Lines of data:
^^^^

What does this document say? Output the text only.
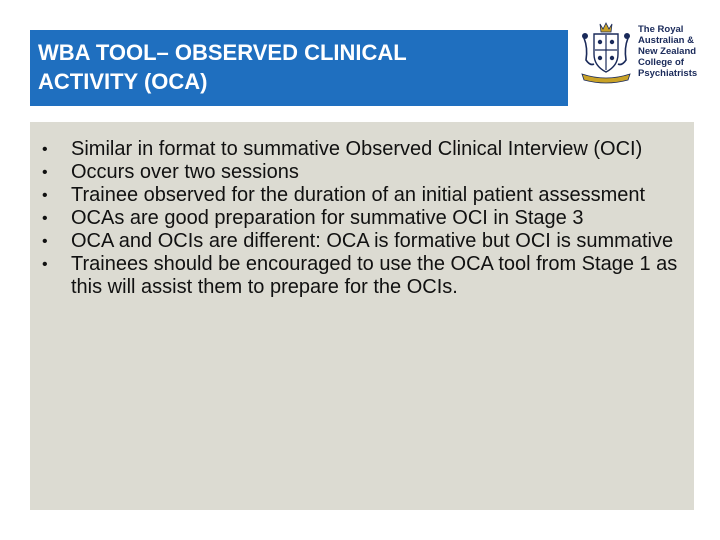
WBA TOOL– OBSERVED CLINICAL
ACTIVITY (OCA)

The Royal
Australian &
New Zealand
College of
Psychiatrists
•	Similar in format to summative Observed Clinical Interview (OCI)
•	Occurs over two sessions
•	Trainee observed for the duration of an initial patient assessment
•	OCAs are good preparation for summative OCI in Stage 3
•	OCA and OCIs are different: OCA is formative but OCI is summative
•	Trainees should be encouraged to use the OCA tool from Stage 1 as this will assist them to prepare for the OCIs.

^^^^

§ What is being asked
Transcribe all of the entries word for word, but skip any pictures they contain.

§ Solution to the exercise
What does this document say? Output the text only.
WBA TOOL– OBSERVED CLINICAL
ACTIVITY (OCA)

The Royal
Australian &
New Zealand
College of
Psychiatrists
•	Similar in format to summative Observed Clinical Interview (OCI)
•	Occurs over two sessions
•	Trainee observed for the duration of an initial patient assessment
•	OCAs are good preparation for summative OCI in Stage 3
•	OCA and OCIs are different: OCA is formative but OCI is summative
•	Trainees should be encouraged to use the OCA tool from Stage 1 as this will assist them to prepare for the OCIs.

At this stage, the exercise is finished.